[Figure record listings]
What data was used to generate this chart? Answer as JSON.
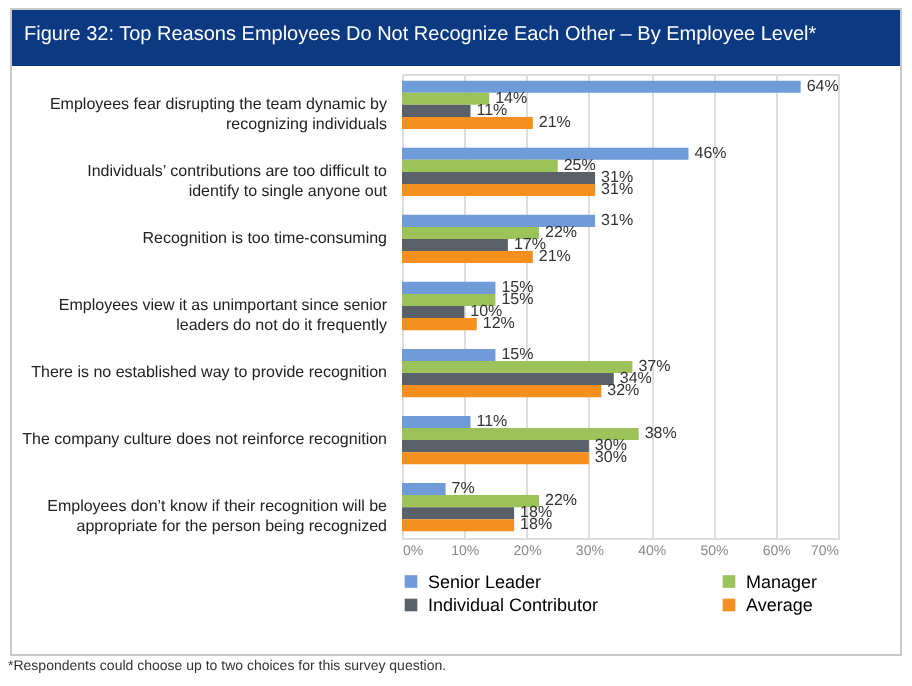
{
  "chart_data": {
    "type": "bar",
    "orientation": "horizontal",
    "title": "Figure 32: Top Reasons Employees Do Not Recognize Each Other – By Employee Level*",
    "categories": [
      "Employees fear disrupting the team dynamic by recognizing individuals",
      "Individuals’ contributions are too difficult to identify to single anyone out",
      "Recognition is too time-consuming",
      "Employees view it as unimportant since senior leaders do not do it frequently",
      "There is no established way to provide recognition",
      "The company culture does not reinforce recognition",
      "Employees don’t know if their recognition will be appropriate for the person being recognized"
    ],
    "series": [
      {
        "name": "Senior Leader",
        "color": "#6f9bd8",
        "values": [
          64,
          46,
          31,
          15,
          15,
          11,
          7
        ],
        "value_labels": [
          "64%",
          "46%",
          "31%",
          "15%",
          "15%",
          "11%",
          "7%"
        ]
      },
      {
        "name": "Manager",
        "color": "#9bc35a",
        "values": [
          14,
          25,
          22,
          15,
          37,
          38,
          22
        ],
        "value_labels": [
          "14%",
          "25%",
          "22%",
          "15%",
          "37%",
          "38%",
          "22%"
        ]
      },
      {
        "name": "Individual Contributor",
        "color": "#5b6168",
        "values": [
          11,
          31,
          17,
          10,
          34,
          30,
          18
        ],
        "value_labels": [
          "11%",
          "31%",
          "17%",
          "10%",
          "34%",
          "30%",
          "18%"
        ]
      },
      {
        "name": "Average",
        "color": "#f5901f",
        "values": [
          21,
          31,
          21,
          12,
          32,
          30,
          18
        ],
        "value_labels": [
          "21%",
          "31%",
          "21%",
          "12%",
          "32%",
          "30%",
          "18%"
        ]
      }
    ],
    "xlim": [
      0,
      70
    ],
    "xticks": [
      {
        "value": 0,
        "label": "0%"
      },
      {
        "value": 10,
        "label": "10%"
      },
      {
        "value": 20,
        "label": "20%"
      },
      {
        "value": 30,
        "label": "30%"
      },
      {
        "value": 40,
        "label": "40%"
      },
      {
        "value": 50,
        "label": "50%"
      },
      {
        "value": 60,
        "label": "60%"
      },
      {
        "value": 70,
        "label": "70%"
      }
    ],
    "grid": "x",
    "legend": "bottom",
    "annotations": [
      "*Respondents could choose up to two choices for this survey question."
    ]
  }
}
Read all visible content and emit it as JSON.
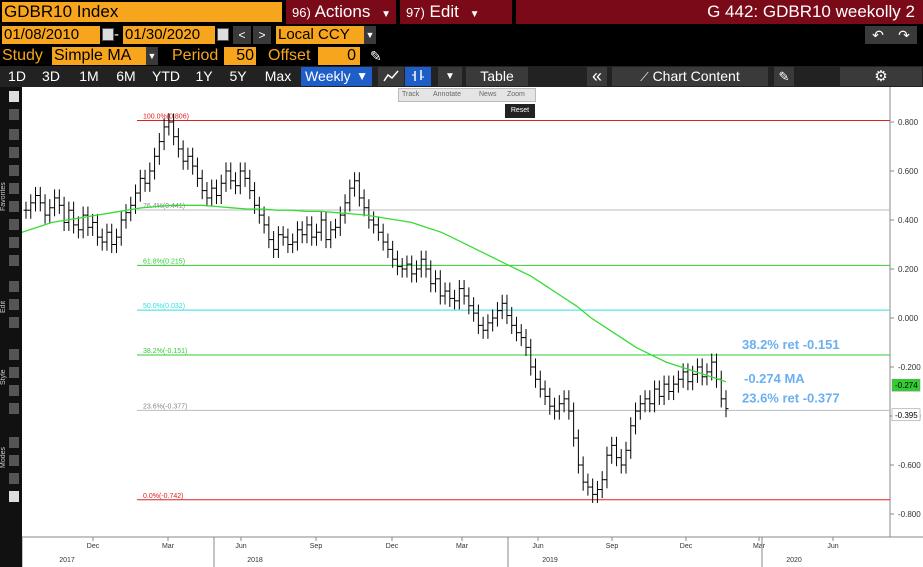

■ TASK DESCRIPTION
Repeat the material exactly as it reads, without any of its pictures.

■ THE RESULT
What data was used to generate this chart? Answer as JSON.
{
  "chart_data": {
    "type": "bar",
    "orientation": "horizontal",
    "title": "Figure 32: Top Reasons Employees Do Not Recognize Each Other – By Employee Level*",
    "categories": [
      "Employees fear disrupting the team dynamic by recognizing individuals",
      "Individuals’ contributions are too difficult to identify to single anyone out",
      "Recognition is too time-consuming",
      "Employees view it as unimportant since senior leaders do not do it frequently",
      "There is no established way to provide recognition",
      "The company culture does not reinforce recognition",
      "Employees don’t know if their recognition will be appropriate for the person being recognized"
    ],
    "series": [
      {
        "name": "Senior Leader",
        "color": "#6f9bd8",
        "values": [
          64,
          46,
          31,
          15,
          15,
          11,
          7
        ],
        "value_labels": [
          "64%",
          "46%",
          "31%",
          "15%",
          "15%",
          "11%",
          "7%"
        ]
      },
      {
        "name": "Manager",
        "color": "#9bc35a",
        "values": [
          14,
          25,
          22,
          15,
          37,
          38,
          22
        ],
        "value_labels": [
          "14%",
          "25%",
          "22%",
          "15%",
          "37%",
          "38%",
          "22%"
        ]
      },
      {
        "name": "Individual Contributor",
        "color": "#5b6168",
        "values": [
          11,
          31,
          17,
          10,
          34,
          30,
          18
        ],
        "value_labels": [
          "11%",
          "31%",
          "17%",
          "10%",
          "34%",
          "30%",
          "18%"
        ]
      },
      {
        "name": "Average",
        "color": "#f5901f",
        "values": [
          21,
          31,
          21,
          12,
          32,
          30,
          18
        ],
        "value_labels": [
          "21%",
          "31%",
          "21%",
          "12%",
          "32%",
          "30%",
          "18%"
        ]
      }
    ],
    "xlim": [
      0,
      70
    ],
    "xticks": [
      {
        "value": 0,
        "label": "0%"
      },
      {
        "value": 10,
        "label": "10%"
      },
      {
        "value": 20,
        "label": "20%"
      },
      {
        "value": 30,
        "label": "30%"
      },
      {
        "value": 40,
        "label": "40%"
      },
      {
        "value": 50,
        "label": "50%"
      },
      {
        "value": 60,
        "label": "60%"
      },
      {
        "value": 70,
        "label": "70%"
      }
    ],
    "grid": "x",
    "legend": "bottom",
    "annotations": [
      "*Respondents could choose up to two choices for this survey question."
    ]
  }
}
Read all visible content and emit it as JSON.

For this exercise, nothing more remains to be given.